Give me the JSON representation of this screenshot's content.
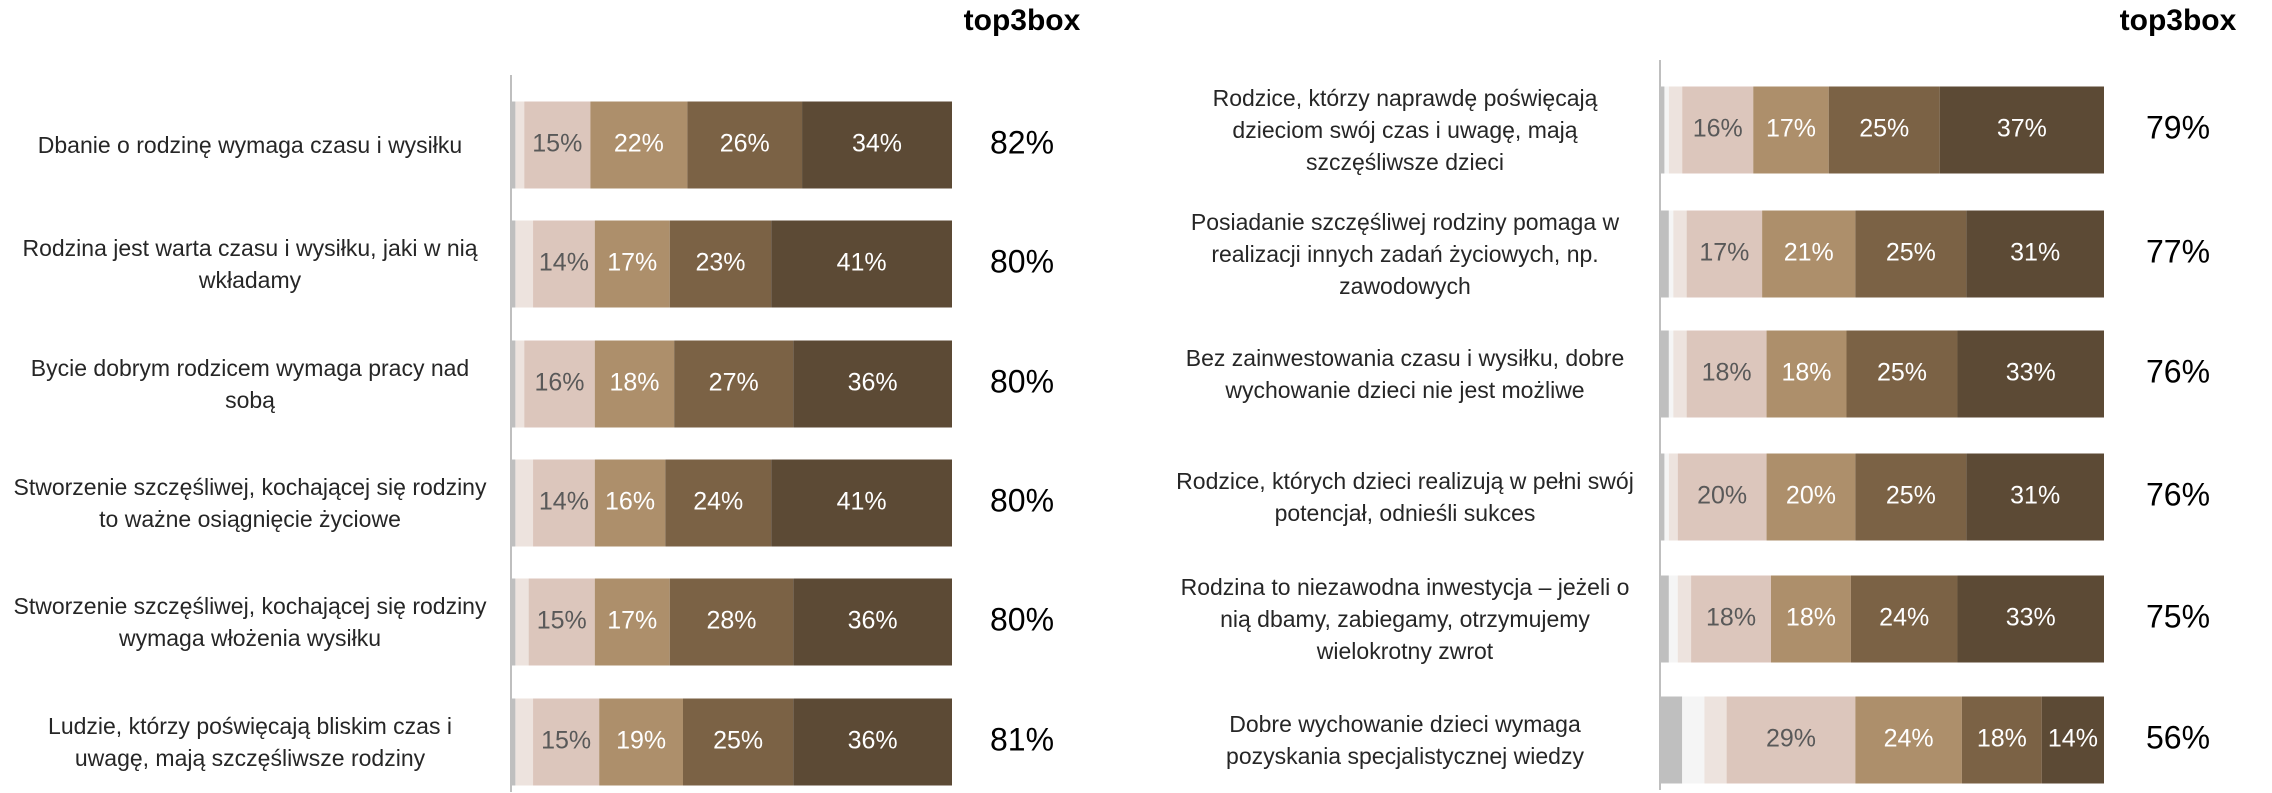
{
  "chart_data": [
    {
      "type": "bar",
      "orientation": "horizontal",
      "stacked": true,
      "xlim": [
        0,
        100
      ],
      "categories": [
        "Dbanie o rodzinę wymaga czasu i wysiłku",
        "Rodzina jest warta czasu i wysiłku, jaki w nią wkładamy",
        "Bycie dobrym rodzicem wymaga pracy nad sobą",
        "Stworzenie szczęśliwej, kochającej się rodziny to ważne osiągnięcie życiowe",
        "Stworzenie szczęśliwej, kochającej się rodziny wymaga włożenia wysiłku",
        "Ludzie, którzy poświęcają bliskim czas i uwagę, mają szczęśliwsze rodziny"
      ],
      "series": [
        {
          "color": "#bfbfbf",
          "values": [
            1,
            1,
            1,
            1,
            1,
            1
          ]
        },
        {
          "color": "#ede3de",
          "values": [
            2,
            4,
            2,
            4,
            3,
            4
          ]
        },
        {
          "color": "#dcc6bc",
          "label_color": "#595959",
          "values": [
            15,
            14,
            16,
            14,
            15,
            15
          ],
          "value_labels": [
            "15%",
            "14%",
            "16%",
            "14%",
            "15%",
            "15%"
          ]
        },
        {
          "color": "#ad8f6b",
          "label_color": "#ffffff",
          "values": [
            22,
            17,
            18,
            16,
            17,
            19
          ],
          "value_labels": [
            "22%",
            "17%",
            "18%",
            "16%",
            "17%",
            "19%"
          ]
        },
        {
          "color": "#7b6245",
          "label_color": "#ffffff",
          "values": [
            26,
            23,
            27,
            24,
            28,
            25
          ],
          "value_labels": [
            "26%",
            "23%",
            "27%",
            "24%",
            "28%",
            "25%"
          ]
        },
        {
          "color": "#5c4a35",
          "label_color": "#ffffff",
          "values": [
            34,
            41,
            36,
            41,
            36,
            36
          ],
          "value_labels": [
            "34%",
            "41%",
            "36%",
            "41%",
            "36%",
            "36%"
          ]
        }
      ],
      "top3box": {
        "name": "top3box",
        "values": [
          82,
          80,
          80,
          80,
          80,
          81
        ],
        "value_labels": [
          "82%",
          "80%",
          "80%",
          "80%",
          "80%",
          "81%"
        ]
      }
    },
    {
      "type": "bar",
      "orientation": "horizontal",
      "stacked": true,
      "xlim": [
        0,
        100
      ],
      "categories": [
        "Rodzice, którzy naprawdę poświęcają dzieciom swój czas i uwagę, mają szczęśliwsze dzieci",
        "Posiadanie szczęśliwej rodziny pomaga w realizacji innych zadań życiowych, np. zawodowych",
        "Bez zainwestowania czasu i wysiłku, dobre wychowanie dzieci nie jest możliwe",
        "Rodzice, których dzieci realizują w pełni swój potencjał, odnieśli sukces",
        "Rodzina to niezawodna inwestycja – jeżeli o nią dbamy, zabiegamy, otrzymujemy wielokrotny zwrot",
        "Dobre wychowanie dzieci wymaga pozyskania specjalistycznej wiedzy"
      ],
      "series": [
        {
          "color": "#bfbfbf",
          "values": [
            1,
            2,
            2,
            1,
            2,
            5
          ]
        },
        {
          "color": "#f5f5f5",
          "values": [
            1,
            1,
            1,
            1,
            2,
            5
          ]
        },
        {
          "color": "#ede3de",
          "values": [
            3,
            3,
            3,
            2,
            3,
            5
          ]
        },
        {
          "color": "#dcc6bc",
          "label_color": "#595959",
          "values": [
            16,
            17,
            18,
            20,
            18,
            29
          ],
          "value_labels": [
            "16%",
            "17%",
            "18%",
            "20%",
            "18%",
            "29%"
          ]
        },
        {
          "color": "#ad8f6b",
          "label_color": "#ffffff",
          "values": [
            17,
            21,
            18,
            20,
            18,
            24
          ],
          "value_labels": [
            "17%",
            "21%",
            "18%",
            "20%",
            "18%",
            "24%"
          ]
        },
        {
          "color": "#7b6245",
          "label_color": "#ffffff",
          "values": [
            25,
            25,
            25,
            25,
            24,
            18
          ],
          "value_labels": [
            "25%",
            "25%",
            "25%",
            "25%",
            "24%",
            "18%"
          ]
        },
        {
          "color": "#5c4a35",
          "label_color": "#ffffff",
          "values": [
            37,
            31,
            33,
            31,
            33,
            14
          ],
          "value_labels": [
            "37%",
            "31%",
            "33%",
            "31%",
            "33%",
            "14%"
          ]
        }
      ],
      "top3box": {
        "name": "top3box",
        "values": [
          79,
          77,
          76,
          76,
          75,
          56
        ],
        "value_labels": [
          "79%",
          "77%",
          "76%",
          "76%",
          "75%",
          "56%"
        ]
      }
    }
  ]
}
□ □ □ □
● Directions for this task
Transcribe every record above exactly as written, leaving out any pictures.

● Exercise answer
Give me the JSON representation of this screenshot's content.
{
  "chart_data": [
    {
      "type": "bar",
      "orientation": "horizontal",
      "stacked": true,
      "xlim": [
        0,
        100
      ],
      "categories": [
        "Dbanie o rodzinę wymaga czasu i wysiłku",
        "Rodzina jest warta czasu i wysiłku, jaki w nią wkładamy",
        "Bycie dobrym rodzicem wymaga pracy nad sobą",
        "Stworzenie szczęśliwej, kochającej się rodziny to ważne osiągnięcie życiowe",
        "Stworzenie szczęśliwej, kochającej się rodziny wymaga włożenia wysiłku",
        "Ludzie, którzy poświęcają bliskim czas i uwagę, mają szczęśliwsze rodziny"
      ],
      "series": [
        {
          "color": "#bfbfbf",
          "values": [
            1,
            1,
            1,
            1,
            1,
            1
          ]
        },
        {
          "color": "#ede3de",
          "values": [
            2,
            4,
            2,
            4,
            3,
            4
          ]
        },
        {
          "color": "#dcc6bc",
          "label_color": "#595959",
          "values": [
            15,
            14,
            16,
            14,
            15,
            15
          ],
          "value_labels": [
            "15%",
            "14%",
            "16%",
            "14%",
            "15%",
            "15%"
          ]
        },
        {
          "color": "#ad8f6b",
          "label_color": "#ffffff",
          "values": [
            22,
            17,
            18,
            16,
            17,
            19
          ],
          "value_labels": [
            "22%",
            "17%",
            "18%",
            "16%",
            "17%",
            "19%"
          ]
        },
        {
          "color": "#7b6245",
          "label_color": "#ffffff",
          "values": [
            26,
            23,
            27,
            24,
            28,
            25
          ],
          "value_labels": [
            "26%",
            "23%",
            "27%",
            "24%",
            "28%",
            "25%"
          ]
        },
        {
          "color": "#5c4a35",
          "label_color": "#ffffff",
          "values": [
            34,
            41,
            36,
            41,
            36,
            36
          ],
          "value_labels": [
            "34%",
            "41%",
            "36%",
            "41%",
            "36%",
            "36%"
          ]
        }
      ],
      "top3box": {
        "name": "top3box",
        "values": [
          82,
          80,
          80,
          80,
          80,
          81
        ],
        "value_labels": [
          "82%",
          "80%",
          "80%",
          "80%",
          "80%",
          "81%"
        ]
      }
    },
    {
      "type": "bar",
      "orientation": "horizontal",
      "stacked": true,
      "xlim": [
        0,
        100
      ],
      "categories": [
        "Rodzice, którzy naprawdę poświęcają dzieciom swój czas i uwagę, mają szczęśliwsze dzieci",
        "Posiadanie szczęśliwej rodziny pomaga w realizacji innych zadań życiowych, np. zawodowych",
        "Bez zainwestowania czasu i wysiłku, dobre wychowanie dzieci nie jest możliwe",
        "Rodzice, których dzieci realizują w pełni swój potencjał, odnieśli sukces",
        "Rodzina to niezawodna inwestycja – jeżeli o nią dbamy, zabiegamy, otrzymujemy wielokrotny zwrot",
        "Dobre wychowanie dzieci wymaga pozyskania specjalistycznej wiedzy"
      ],
      "series": [
        {
          "color": "#bfbfbf",
          "values": [
            1,
            2,
            2,
            1,
            2,
            5
          ]
        },
        {
          "color": "#f5f5f5",
          "values": [
            1,
            1,
            1,
            1,
            2,
            5
          ]
        },
        {
          "color": "#ede3de",
          "values": [
            3,
            3,
            3,
            2,
            3,
            5
          ]
        },
        {
          "color": "#dcc6bc",
          "label_color": "#595959",
          "values": [
            16,
            17,
            18,
            20,
            18,
            29
          ],
          "value_labels": [
            "16%",
            "17%",
            "18%",
            "20%",
            "18%",
            "29%"
          ]
        },
        {
          "color": "#ad8f6b",
          "label_color": "#ffffff",
          "values": [
            17,
            21,
            18,
            20,
            18,
            24
          ],
          "value_labels": [
            "17%",
            "21%",
            "18%",
            "20%",
            "18%",
            "24%"
          ]
        },
        {
          "color": "#7b6245",
          "label_color": "#ffffff",
          "values": [
            25,
            25,
            25,
            25,
            24,
            18
          ],
          "value_labels": [
            "25%",
            "25%",
            "25%",
            "25%",
            "24%",
            "18%"
          ]
        },
        {
          "color": "#5c4a35",
          "label_color": "#ffffff",
          "values": [
            37,
            31,
            33,
            31,
            33,
            14
          ],
          "value_labels": [
            "37%",
            "31%",
            "33%",
            "31%",
            "33%",
            "14%"
          ]
        }
      ],
      "top3box": {
        "name": "top3box",
        "values": [
          79,
          77,
          76,
          76,
          75,
          56
        ],
        "value_labels": [
          "79%",
          "77%",
          "76%",
          "76%",
          "75%",
          "56%"
        ]
      }
    }
  ]
}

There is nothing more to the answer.